## [Task description]
Give every entry again, unchanged, and leave its images out.

## [Dataset]
###

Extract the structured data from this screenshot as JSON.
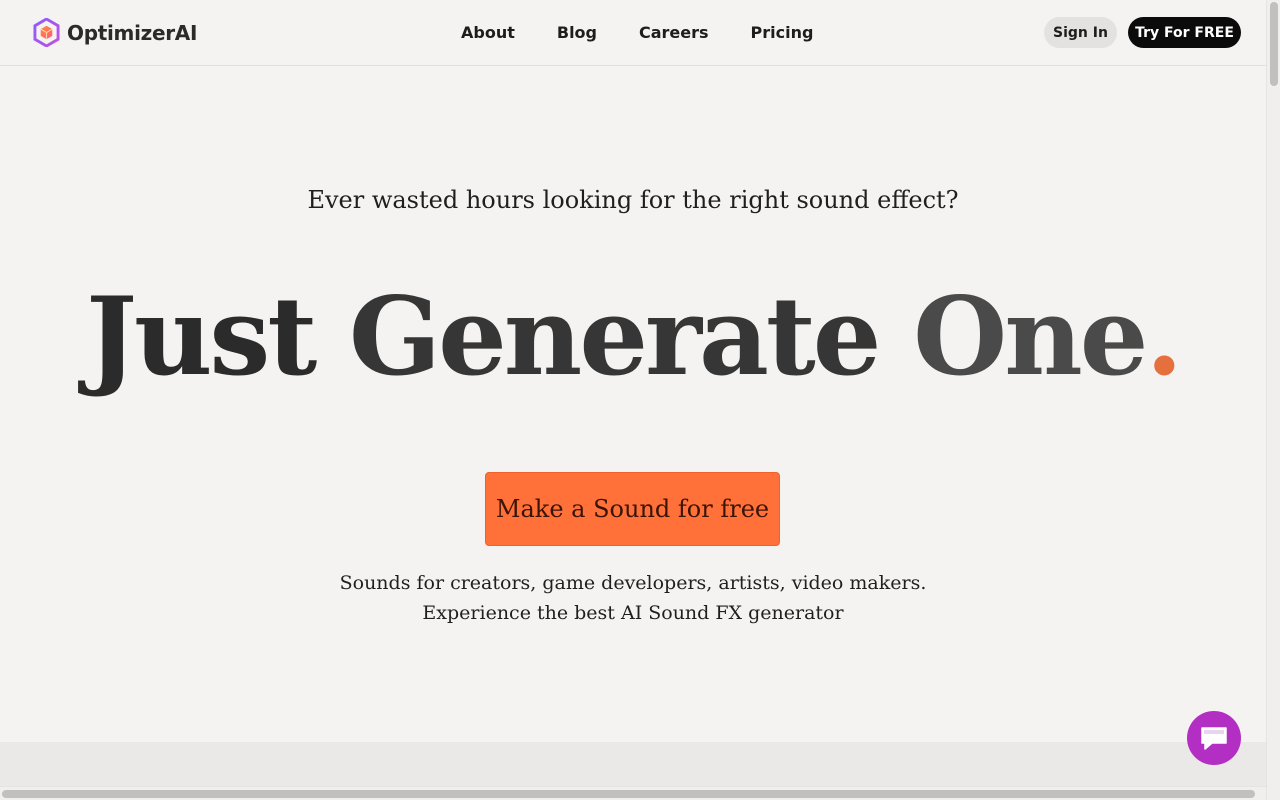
{
  "header": {
    "brand": "OptimizerAI",
    "nav": [
      {
        "label": "About"
      },
      {
        "label": "Blog"
      },
      {
        "label": "Careers"
      },
      {
        "label": "Pricing"
      }
    ],
    "sign_in": "Sign In",
    "try_free": "Try For FREE"
  },
  "hero": {
    "eyebrow": "Ever wasted hours looking for the right sound effect?",
    "headline_words": [
      "Just",
      "Generate",
      "One"
    ],
    "headline_dot": ".",
    "cta": "Make a Sound for free",
    "sub_line1": "Sounds for creators, game developers, artists, video makers.",
    "sub_line2": "Experience the best AI Sound FX generator"
  },
  "icons": {
    "logo": "cube-logo-icon",
    "chat": "chat-bubble-icon"
  },
  "colors": {
    "accent": "#ff7138",
    "dot": "#e5703e",
    "chat": "#b32fc4",
    "background": "#f5f3f1"
  }
}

###

## [Solution to this problem]
Extract the structured data from this screenshot as JSON.
{
  "header": {
    "brand": "OptimizerAI",
    "nav": [
      {
        "label": "About"
      },
      {
        "label": "Blog"
      },
      {
        "label": "Careers"
      },
      {
        "label": "Pricing"
      }
    ],
    "sign_in": "Sign In",
    "try_free": "Try For FREE"
  },
  "hero": {
    "eyebrow": "Ever wasted hours looking for the right sound effect?",
    "headline_words": [
      "Just",
      "Generate",
      "One"
    ],
    "headline_dot": ".",
    "cta": "Make a Sound for free",
    "sub_line1": "Sounds for creators, game developers, artists, video makers.",
    "sub_line2": "Experience the best AI Sound FX generator"
  },
  "icons": {
    "logo": "cube-logo-icon",
    "chat": "chat-bubble-icon"
  },
  "colors": {
    "accent": "#ff7138",
    "dot": "#e5703e",
    "chat": "#b32fc4",
    "background": "#f5f3f1"
  }
}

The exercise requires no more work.